=== Source material ===

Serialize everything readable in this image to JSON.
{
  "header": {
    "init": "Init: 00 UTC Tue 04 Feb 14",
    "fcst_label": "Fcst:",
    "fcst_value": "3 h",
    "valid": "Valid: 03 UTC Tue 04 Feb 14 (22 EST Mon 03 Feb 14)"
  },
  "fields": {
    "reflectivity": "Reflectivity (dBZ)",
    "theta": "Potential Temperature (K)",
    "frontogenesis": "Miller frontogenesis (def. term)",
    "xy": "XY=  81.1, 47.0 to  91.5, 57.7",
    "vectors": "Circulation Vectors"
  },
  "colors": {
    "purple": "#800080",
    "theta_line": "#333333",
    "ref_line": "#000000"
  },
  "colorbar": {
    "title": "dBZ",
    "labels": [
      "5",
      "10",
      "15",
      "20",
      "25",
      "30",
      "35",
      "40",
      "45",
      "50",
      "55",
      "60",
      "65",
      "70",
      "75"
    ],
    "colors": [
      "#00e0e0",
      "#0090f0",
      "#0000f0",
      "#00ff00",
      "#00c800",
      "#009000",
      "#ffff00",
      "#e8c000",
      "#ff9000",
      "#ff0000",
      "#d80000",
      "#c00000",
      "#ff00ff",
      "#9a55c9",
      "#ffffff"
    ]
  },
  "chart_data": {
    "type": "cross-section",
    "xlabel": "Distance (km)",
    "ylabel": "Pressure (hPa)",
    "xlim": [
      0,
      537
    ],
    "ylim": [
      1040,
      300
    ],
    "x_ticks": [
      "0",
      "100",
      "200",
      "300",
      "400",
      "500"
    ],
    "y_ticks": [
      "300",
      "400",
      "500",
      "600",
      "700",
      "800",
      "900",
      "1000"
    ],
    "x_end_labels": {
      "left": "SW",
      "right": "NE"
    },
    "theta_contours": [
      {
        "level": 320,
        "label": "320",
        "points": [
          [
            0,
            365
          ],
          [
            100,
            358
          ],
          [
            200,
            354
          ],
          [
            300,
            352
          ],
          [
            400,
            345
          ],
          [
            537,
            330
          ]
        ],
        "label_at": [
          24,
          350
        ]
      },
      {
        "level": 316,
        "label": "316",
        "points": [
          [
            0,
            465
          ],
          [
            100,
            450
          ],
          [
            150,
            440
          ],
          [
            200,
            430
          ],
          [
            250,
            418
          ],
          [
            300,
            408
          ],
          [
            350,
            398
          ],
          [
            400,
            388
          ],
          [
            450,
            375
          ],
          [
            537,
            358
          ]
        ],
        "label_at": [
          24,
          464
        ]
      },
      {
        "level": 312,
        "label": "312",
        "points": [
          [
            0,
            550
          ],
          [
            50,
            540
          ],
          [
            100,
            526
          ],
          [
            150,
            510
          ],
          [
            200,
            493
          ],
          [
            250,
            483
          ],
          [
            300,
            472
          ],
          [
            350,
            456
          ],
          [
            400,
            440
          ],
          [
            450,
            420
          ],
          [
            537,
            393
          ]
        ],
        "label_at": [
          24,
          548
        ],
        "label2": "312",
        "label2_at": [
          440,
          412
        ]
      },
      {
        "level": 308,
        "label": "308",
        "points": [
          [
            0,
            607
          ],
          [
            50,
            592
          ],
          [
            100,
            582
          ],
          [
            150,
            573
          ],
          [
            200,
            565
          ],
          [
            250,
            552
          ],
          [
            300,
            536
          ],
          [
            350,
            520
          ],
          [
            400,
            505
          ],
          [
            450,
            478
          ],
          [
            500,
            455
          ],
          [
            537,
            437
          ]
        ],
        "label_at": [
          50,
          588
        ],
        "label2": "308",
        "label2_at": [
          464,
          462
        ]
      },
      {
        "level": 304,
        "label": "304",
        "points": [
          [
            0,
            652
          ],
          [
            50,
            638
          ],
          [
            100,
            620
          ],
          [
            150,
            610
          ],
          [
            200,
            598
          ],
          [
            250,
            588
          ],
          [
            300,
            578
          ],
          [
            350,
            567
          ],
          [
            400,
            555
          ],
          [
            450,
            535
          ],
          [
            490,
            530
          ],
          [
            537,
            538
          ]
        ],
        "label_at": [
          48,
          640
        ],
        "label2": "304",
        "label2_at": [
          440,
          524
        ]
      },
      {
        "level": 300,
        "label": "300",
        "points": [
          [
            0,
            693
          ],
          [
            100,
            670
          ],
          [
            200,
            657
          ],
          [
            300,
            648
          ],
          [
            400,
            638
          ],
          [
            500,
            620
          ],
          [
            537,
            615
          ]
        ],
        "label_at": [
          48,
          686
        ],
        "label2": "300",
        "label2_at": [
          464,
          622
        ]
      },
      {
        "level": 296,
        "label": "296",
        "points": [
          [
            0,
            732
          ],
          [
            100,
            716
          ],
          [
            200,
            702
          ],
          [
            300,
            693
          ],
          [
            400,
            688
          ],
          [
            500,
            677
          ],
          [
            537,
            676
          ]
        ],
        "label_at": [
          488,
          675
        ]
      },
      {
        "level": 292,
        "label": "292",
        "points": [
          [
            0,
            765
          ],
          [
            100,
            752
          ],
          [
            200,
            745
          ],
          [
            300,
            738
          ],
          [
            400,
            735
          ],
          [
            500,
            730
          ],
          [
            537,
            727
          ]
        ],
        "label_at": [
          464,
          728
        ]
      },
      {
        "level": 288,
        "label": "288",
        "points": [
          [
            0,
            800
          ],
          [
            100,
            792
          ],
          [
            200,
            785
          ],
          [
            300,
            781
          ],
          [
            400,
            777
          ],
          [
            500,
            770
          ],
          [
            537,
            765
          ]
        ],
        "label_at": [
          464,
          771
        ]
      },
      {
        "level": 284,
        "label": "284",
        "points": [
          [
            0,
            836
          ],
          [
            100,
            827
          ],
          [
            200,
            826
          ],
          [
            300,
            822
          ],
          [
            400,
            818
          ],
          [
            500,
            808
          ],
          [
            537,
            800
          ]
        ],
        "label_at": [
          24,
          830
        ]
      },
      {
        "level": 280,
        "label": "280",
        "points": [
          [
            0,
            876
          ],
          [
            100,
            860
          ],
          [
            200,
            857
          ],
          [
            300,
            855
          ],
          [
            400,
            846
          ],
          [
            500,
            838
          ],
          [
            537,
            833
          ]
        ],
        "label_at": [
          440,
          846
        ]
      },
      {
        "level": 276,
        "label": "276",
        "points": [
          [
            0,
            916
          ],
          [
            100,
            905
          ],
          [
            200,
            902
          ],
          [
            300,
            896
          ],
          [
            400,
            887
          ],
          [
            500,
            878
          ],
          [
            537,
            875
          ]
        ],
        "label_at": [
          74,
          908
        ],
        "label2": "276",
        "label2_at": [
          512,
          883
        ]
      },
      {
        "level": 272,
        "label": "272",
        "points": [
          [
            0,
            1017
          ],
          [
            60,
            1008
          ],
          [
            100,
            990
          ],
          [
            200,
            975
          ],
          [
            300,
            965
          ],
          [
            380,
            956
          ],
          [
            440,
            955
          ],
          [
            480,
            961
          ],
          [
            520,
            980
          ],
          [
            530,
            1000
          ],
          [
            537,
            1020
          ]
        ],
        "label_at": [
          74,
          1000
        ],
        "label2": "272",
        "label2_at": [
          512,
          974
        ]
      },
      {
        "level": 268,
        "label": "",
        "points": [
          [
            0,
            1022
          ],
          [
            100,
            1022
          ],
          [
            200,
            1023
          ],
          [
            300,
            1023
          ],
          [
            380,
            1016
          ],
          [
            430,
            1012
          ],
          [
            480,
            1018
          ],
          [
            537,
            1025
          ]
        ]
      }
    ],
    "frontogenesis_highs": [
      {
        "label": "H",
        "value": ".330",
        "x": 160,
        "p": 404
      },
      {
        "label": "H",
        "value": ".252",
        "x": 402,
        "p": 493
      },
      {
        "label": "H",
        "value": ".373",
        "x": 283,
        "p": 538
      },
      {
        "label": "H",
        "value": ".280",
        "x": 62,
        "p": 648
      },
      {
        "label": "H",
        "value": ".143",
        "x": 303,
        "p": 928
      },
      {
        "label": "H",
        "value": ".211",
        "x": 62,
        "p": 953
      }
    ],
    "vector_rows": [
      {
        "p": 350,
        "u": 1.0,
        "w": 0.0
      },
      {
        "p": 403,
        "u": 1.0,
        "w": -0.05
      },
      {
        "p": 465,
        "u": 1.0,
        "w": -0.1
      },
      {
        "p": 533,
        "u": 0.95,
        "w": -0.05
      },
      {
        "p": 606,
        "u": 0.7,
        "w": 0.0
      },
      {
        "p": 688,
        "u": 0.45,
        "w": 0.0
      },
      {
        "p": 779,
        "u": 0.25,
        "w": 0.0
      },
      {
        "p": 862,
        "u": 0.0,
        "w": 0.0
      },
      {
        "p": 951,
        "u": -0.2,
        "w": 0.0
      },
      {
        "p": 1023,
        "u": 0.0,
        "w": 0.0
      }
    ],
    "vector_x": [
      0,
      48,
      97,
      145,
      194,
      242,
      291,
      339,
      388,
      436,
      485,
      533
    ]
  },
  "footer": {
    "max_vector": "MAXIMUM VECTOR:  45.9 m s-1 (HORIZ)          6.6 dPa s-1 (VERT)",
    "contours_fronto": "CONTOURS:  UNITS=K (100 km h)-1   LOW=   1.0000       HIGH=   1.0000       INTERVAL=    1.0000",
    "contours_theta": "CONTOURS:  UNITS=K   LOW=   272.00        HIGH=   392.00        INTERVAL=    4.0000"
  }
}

===

Work task. From the entries above, copy each line that holds "INTERVAL".

Result for this task.
    "contours_fronto": "CONTOURS:  UNITS=K (100 km h)-1   LOW=   1.0000       HIGH=   1.0000       INTERVAL=    1.0000",
    "contours_theta": "CONTOURS:  UNITS=K   LOW=   272.00        HIGH=   392.00        INTERVAL=    4.0000"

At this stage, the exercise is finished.